Check each line of the material below for "more" and copy those where it appears.

┌──

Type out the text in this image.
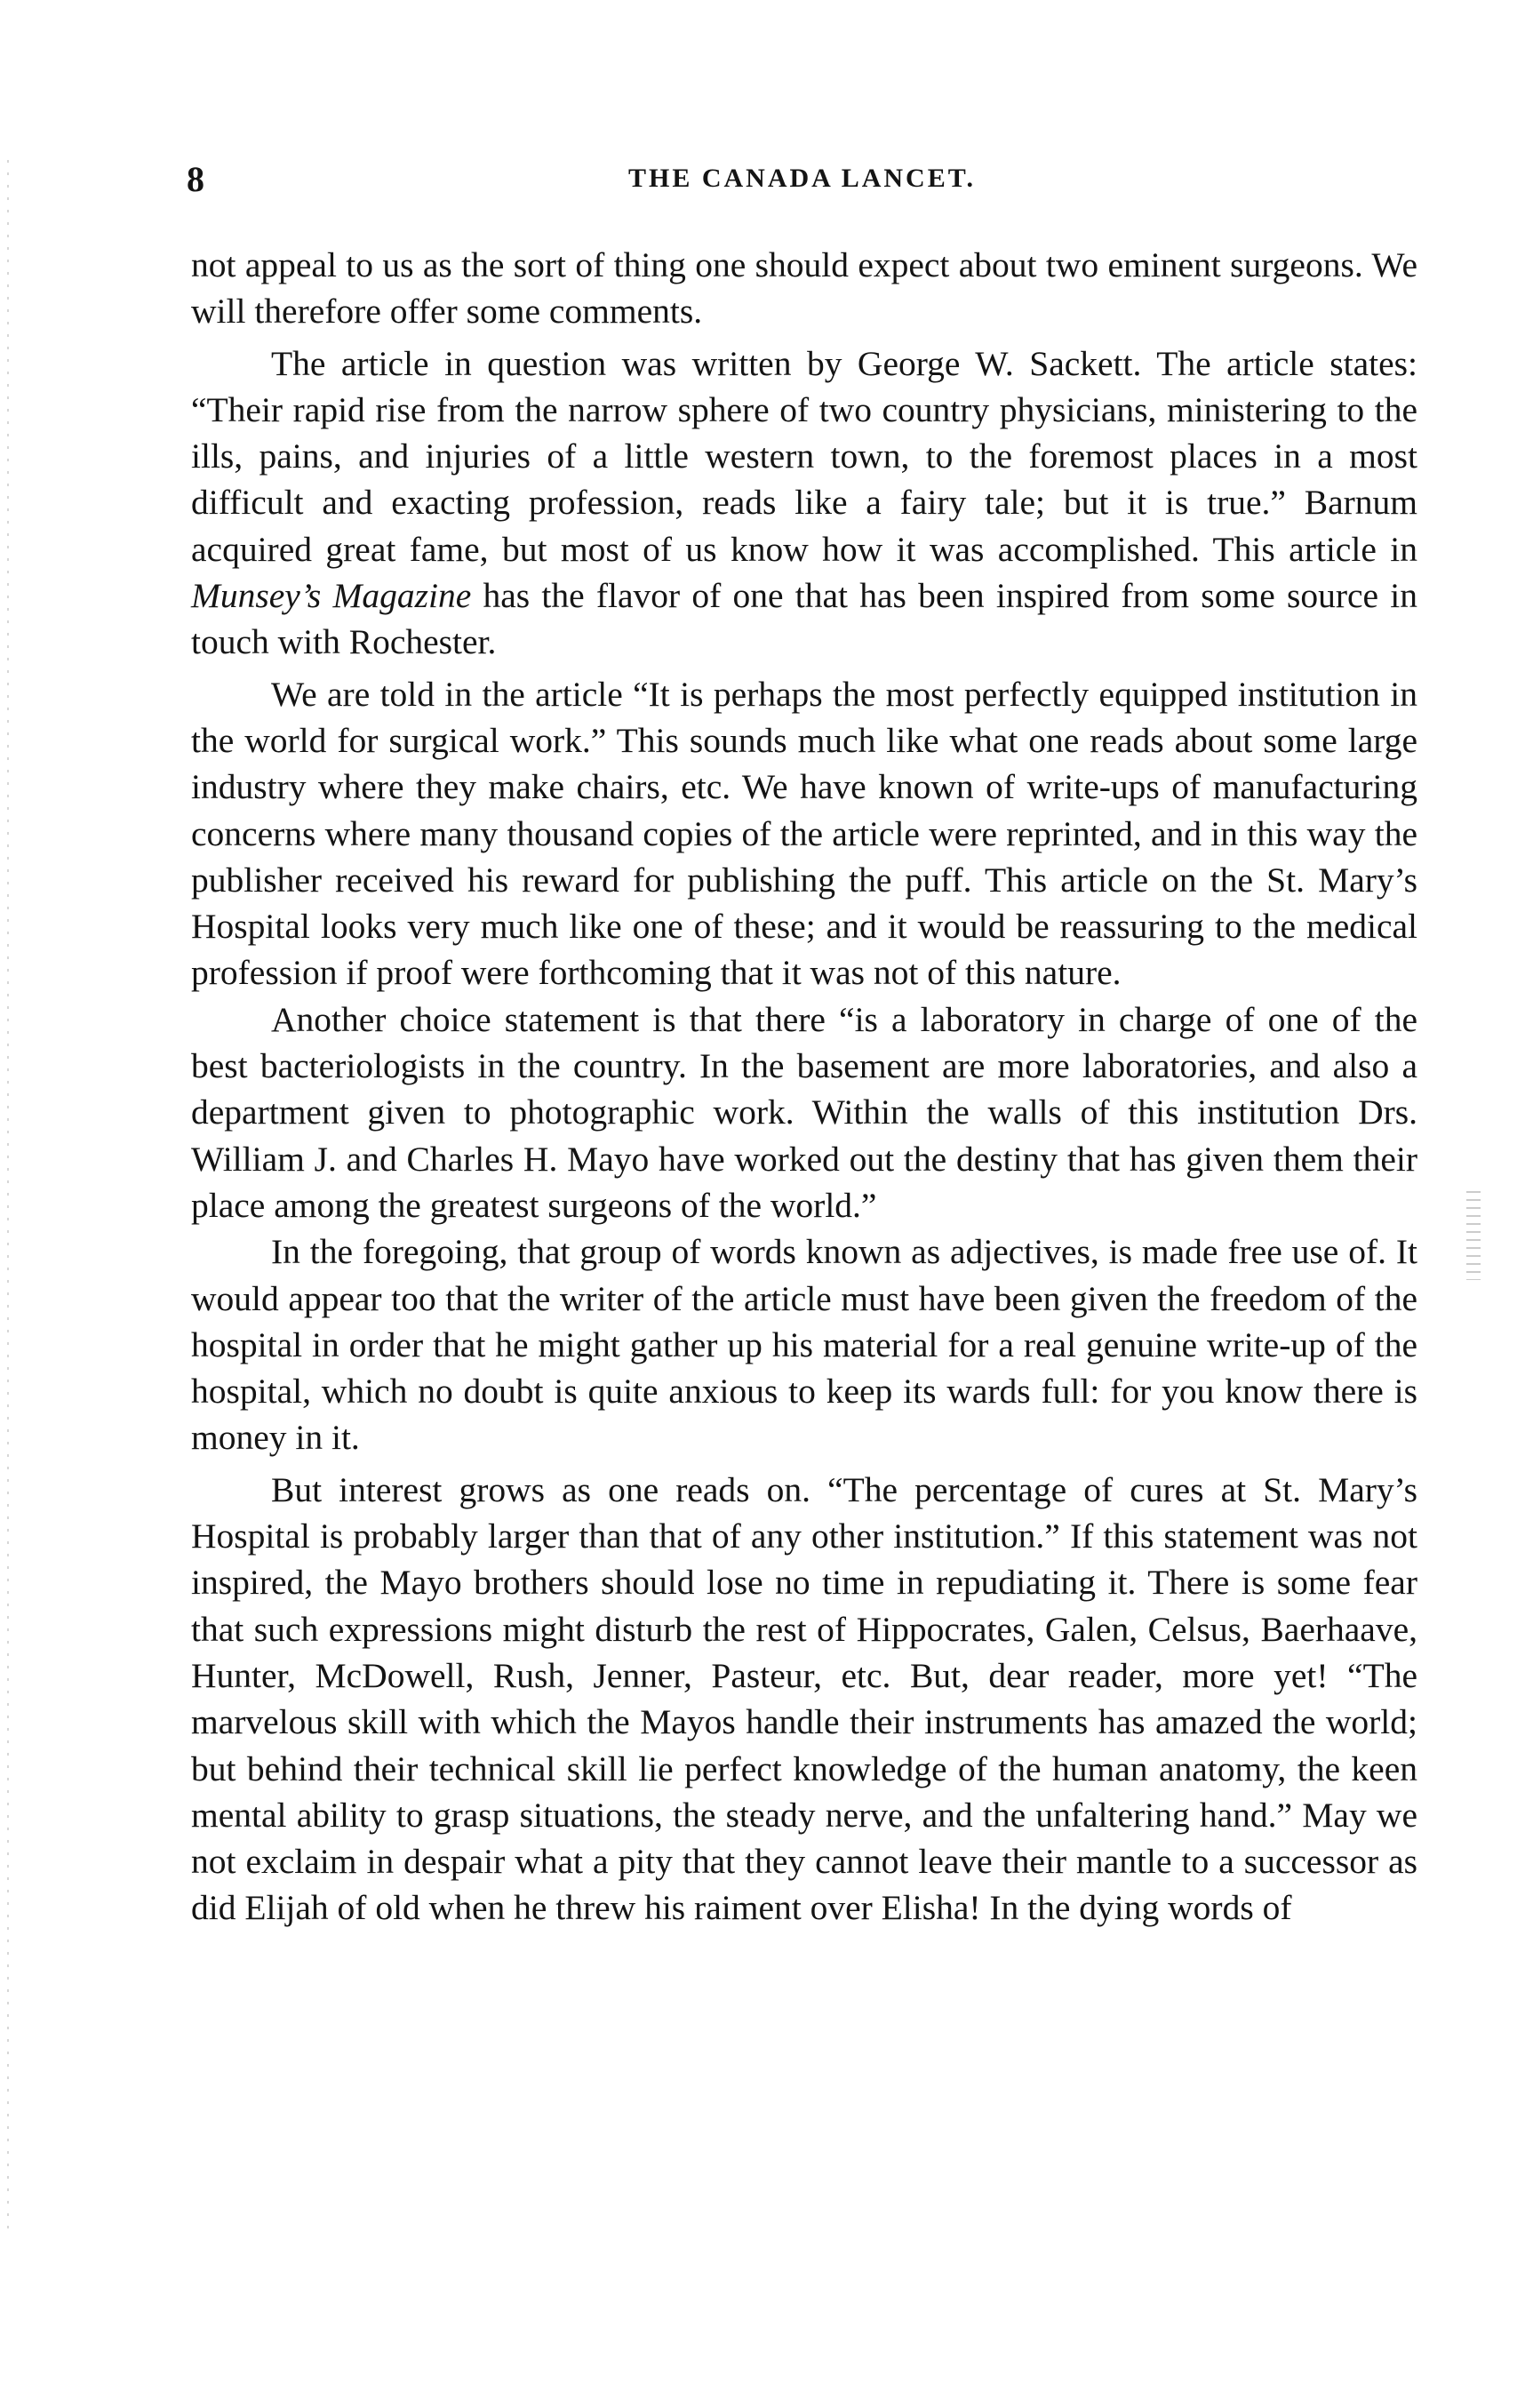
8	THE CANADA LANCET.

not appeal to us as the sort of thing one should expect about two eminent surgeons. We will therefore offer some comments.

The article in question was written by George W. Sackett. The article states: “Their rapid rise from the narrow sphere of two country physicians, ministering to the ills, pains, and injuries of a little western town, to the foremost places in a most difficult and exacting profession, reads like a fairy tale; but it is true.” Barnum acquired great fame, but most of us know how it was accomplished. This article in Munsey’s Magazine has the flavor of one that has been inspired from some source in touch with Rochester.

We are told in the article “It is perhaps the most perfectly equipped institution in the world for surgical work.” This sounds much like what one reads about some large industry where they make chairs, etc. We have known of write-ups of manufacturing concerns where many thousand copies of the article were reprinted, and in this way the publisher received his reward for publishing the puff. This article on the St. Mary’s Hospital looks very much like one of these; and it would be reassuring to the medical profession if proof were forthcoming that it was not of this nature.

Another choice statement is that there “is a laboratory in charge of one of the best bacteriologists in the country. In the basement are more laboratories, and also a department given to photographic work. Within the walls of this institution Drs. William J. and Charles H. Mayo have worked out the destiny that has given them their place among the greatest surgeons of the world.”

In the foregoing, that group of words known as adjectives, is made free use of. It would appear too that the writer of the article must have been given the freedom of the hospital in order that he might gather up his material for a real genuine write-up of the hospital, which no doubt is quite anxious to keep its wards full: for you know there is money in it.

But interest grows as one reads on. “The percentage of cures at St. Mary’s Hospital is probably larger than that of any other institution.” If this statement was not inspired, the Mayo brothers should lose no time in repudiating it. There is some fear that such expressions might disturb the rest of Hippocrates, Galen, Celsus, Baerhaave, Hunter, McDowell, Rush, Jenner, Pasteur, etc. But, dear reader, more yet! “The marvelous skill with which the Mayos handle their instruments has amazed the world; but behind their technical skill lie perfect knowledge of the human anatomy, the keen mental ability to grasp situations, the steady nerve, and the unfaltering hand.” May we not exclaim in despair what a pity that they cannot leave their mantle to a successor as did Elijah of old when he threw his raiment over Elisha! In the dying words of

└──

== REPLY ==
Another choice statement is that there “is a laboratory in charge of one of the best bacteriologists in the country. In the basement are more laboratories, and also a department given to photographic work. Within the walls of this institution Drs. William J. and Charles H. Mayo have worked out the destiny that has given them their place among the greatest surgeons of the world.”
But interest grows as one reads on. “The percentage of cures at St. Mary’s Hospital is probably larger than that of any other institution.” If this statement was not inspired, the Mayo brothers should lose no time in repudiating it. There is some fear that such expressions might disturb the rest of Hippocrates, Galen, Celsus, Baerhaave, Hunter, McDowell, Rush, Jenner, Pasteur, etc. But, dear reader, more yet! “The marvelous skill with which the Mayos handle their instruments has amazed the world; but behind their technical skill lie perfect knowledge of the human anatomy, the keen mental ability to grasp situations, the steady nerve, and the unfaltering hand.” May we not exclaim in despair what a pity that they cannot leave their mantle to a successor as did Elijah of old when he threw his raiment over Elisha! In the dying words of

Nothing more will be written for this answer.